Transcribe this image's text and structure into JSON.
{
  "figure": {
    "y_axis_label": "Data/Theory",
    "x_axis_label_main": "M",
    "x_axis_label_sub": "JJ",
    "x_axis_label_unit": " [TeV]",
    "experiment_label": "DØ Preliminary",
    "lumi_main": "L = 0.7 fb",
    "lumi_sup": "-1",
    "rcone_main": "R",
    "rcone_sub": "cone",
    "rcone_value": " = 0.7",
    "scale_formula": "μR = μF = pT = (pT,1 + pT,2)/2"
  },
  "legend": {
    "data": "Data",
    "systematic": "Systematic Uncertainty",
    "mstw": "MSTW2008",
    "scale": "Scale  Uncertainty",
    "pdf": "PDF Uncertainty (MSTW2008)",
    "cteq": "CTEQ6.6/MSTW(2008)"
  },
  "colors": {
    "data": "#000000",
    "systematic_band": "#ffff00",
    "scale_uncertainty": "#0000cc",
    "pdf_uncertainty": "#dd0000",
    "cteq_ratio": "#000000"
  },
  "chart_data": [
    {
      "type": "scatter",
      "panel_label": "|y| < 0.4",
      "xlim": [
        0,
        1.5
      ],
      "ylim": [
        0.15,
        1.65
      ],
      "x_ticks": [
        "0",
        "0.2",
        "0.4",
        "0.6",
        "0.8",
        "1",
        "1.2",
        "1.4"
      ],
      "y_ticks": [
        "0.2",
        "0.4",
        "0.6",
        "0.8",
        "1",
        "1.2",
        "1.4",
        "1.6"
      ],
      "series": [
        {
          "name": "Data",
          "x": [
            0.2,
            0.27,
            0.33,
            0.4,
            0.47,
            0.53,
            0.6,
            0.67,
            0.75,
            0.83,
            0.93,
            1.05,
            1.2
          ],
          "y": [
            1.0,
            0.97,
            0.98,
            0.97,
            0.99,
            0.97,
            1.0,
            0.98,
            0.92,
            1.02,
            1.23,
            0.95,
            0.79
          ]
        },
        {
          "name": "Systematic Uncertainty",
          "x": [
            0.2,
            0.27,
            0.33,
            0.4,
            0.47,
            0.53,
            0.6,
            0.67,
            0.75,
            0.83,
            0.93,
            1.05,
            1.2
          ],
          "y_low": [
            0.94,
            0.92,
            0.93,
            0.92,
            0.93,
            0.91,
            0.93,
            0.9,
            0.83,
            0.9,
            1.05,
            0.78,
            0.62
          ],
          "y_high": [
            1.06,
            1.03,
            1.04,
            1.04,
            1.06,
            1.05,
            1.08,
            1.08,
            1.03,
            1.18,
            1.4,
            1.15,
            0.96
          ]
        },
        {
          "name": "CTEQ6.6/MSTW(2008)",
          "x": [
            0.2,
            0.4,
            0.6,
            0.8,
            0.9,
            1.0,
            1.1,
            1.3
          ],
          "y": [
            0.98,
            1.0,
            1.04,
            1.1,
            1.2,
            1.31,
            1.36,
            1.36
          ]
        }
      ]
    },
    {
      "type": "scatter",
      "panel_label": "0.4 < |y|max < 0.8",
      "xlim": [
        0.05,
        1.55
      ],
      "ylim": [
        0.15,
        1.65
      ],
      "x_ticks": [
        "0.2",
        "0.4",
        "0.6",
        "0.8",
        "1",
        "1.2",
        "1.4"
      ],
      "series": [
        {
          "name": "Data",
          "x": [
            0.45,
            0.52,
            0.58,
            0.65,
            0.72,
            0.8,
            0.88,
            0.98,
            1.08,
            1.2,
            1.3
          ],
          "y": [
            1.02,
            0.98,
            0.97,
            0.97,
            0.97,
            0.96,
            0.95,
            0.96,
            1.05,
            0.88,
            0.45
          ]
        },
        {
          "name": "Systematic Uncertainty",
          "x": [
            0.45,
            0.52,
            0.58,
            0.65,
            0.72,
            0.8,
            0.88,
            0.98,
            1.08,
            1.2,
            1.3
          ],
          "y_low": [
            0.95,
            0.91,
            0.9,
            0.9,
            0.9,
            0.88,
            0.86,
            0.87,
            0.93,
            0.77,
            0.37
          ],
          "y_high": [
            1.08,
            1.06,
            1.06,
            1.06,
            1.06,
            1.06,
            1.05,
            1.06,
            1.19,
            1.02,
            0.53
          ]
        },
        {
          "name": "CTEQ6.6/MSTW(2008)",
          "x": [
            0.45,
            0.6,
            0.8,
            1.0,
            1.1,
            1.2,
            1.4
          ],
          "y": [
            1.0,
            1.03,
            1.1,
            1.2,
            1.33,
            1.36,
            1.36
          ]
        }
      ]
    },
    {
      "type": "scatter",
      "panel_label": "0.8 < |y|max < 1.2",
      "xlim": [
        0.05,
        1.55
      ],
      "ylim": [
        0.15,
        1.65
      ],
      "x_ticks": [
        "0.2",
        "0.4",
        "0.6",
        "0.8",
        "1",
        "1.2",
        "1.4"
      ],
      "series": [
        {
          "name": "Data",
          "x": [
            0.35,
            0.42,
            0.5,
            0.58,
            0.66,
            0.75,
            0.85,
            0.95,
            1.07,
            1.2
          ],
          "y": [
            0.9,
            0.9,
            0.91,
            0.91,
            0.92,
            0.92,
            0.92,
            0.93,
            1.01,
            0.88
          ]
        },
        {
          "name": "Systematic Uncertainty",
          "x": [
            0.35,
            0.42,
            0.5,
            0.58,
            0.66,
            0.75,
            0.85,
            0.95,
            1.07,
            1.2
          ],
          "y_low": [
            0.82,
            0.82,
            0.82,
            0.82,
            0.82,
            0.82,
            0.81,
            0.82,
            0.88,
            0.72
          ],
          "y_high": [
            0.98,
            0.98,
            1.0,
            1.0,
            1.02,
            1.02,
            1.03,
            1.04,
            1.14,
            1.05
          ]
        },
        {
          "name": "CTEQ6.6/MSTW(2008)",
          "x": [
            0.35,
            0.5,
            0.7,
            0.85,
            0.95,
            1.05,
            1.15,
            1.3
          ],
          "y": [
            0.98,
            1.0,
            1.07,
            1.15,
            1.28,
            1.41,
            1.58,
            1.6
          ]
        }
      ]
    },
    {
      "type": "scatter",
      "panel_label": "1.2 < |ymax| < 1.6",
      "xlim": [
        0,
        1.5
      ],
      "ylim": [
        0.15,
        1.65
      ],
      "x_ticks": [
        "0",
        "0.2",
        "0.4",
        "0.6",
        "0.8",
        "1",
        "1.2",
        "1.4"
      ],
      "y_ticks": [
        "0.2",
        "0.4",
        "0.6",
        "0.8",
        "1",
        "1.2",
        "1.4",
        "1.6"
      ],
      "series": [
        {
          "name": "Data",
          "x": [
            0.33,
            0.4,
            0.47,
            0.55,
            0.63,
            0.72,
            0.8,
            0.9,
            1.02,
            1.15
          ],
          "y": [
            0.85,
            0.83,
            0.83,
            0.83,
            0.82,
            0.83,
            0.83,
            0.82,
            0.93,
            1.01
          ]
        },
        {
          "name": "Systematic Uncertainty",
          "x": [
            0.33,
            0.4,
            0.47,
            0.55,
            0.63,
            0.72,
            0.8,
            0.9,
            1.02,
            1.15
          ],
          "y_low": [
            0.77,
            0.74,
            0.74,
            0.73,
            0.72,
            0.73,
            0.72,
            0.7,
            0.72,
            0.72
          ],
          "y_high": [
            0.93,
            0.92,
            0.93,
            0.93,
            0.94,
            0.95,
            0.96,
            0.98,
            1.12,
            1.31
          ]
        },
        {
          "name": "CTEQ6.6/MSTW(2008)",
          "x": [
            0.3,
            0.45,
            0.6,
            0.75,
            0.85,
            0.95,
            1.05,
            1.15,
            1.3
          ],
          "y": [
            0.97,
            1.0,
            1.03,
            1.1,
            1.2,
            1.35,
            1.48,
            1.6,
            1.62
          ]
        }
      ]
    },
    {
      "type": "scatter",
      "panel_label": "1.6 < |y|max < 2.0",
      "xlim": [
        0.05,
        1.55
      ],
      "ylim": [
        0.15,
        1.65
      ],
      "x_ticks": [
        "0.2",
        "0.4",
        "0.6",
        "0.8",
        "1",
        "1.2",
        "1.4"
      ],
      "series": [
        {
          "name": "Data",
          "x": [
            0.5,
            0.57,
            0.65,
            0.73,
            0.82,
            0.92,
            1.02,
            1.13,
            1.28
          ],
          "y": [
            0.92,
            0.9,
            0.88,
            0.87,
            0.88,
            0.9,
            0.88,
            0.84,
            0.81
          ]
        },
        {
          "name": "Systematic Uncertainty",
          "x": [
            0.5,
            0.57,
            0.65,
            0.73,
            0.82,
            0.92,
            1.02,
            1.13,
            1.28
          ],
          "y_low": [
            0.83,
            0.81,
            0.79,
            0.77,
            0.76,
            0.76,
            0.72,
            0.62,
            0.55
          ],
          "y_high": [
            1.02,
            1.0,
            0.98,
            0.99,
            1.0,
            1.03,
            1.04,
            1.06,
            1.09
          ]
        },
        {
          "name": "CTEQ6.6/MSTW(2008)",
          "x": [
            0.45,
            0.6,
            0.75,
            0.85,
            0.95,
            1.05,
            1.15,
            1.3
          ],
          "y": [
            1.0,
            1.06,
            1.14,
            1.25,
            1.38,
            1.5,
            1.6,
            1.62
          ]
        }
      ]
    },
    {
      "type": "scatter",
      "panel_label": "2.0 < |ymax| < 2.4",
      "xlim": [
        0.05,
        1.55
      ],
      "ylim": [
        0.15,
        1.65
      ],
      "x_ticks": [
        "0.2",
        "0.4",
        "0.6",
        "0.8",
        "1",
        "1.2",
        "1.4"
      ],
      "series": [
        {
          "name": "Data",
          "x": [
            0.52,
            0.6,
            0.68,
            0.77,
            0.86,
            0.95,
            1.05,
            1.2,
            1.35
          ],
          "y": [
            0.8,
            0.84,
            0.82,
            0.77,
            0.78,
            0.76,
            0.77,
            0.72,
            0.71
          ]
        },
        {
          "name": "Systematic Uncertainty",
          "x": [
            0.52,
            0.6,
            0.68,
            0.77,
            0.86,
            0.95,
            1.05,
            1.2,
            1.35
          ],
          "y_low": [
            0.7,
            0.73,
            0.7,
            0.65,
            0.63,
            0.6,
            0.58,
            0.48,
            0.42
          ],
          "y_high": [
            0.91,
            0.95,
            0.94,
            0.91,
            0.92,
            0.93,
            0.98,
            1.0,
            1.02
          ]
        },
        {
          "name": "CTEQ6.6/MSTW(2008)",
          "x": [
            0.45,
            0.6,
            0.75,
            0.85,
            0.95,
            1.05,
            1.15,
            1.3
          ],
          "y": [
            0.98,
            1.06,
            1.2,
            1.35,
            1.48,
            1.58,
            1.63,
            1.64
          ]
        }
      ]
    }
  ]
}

================

PROBLEM REQUIREMENTS:
Copy each line from the records above that includes the string "ymax".

RESPONSE BELOW:
      "panel_label": "1.2 < |ymax| < 1.6",
      "panel_label": "2.0 < |ymax| < 2.4",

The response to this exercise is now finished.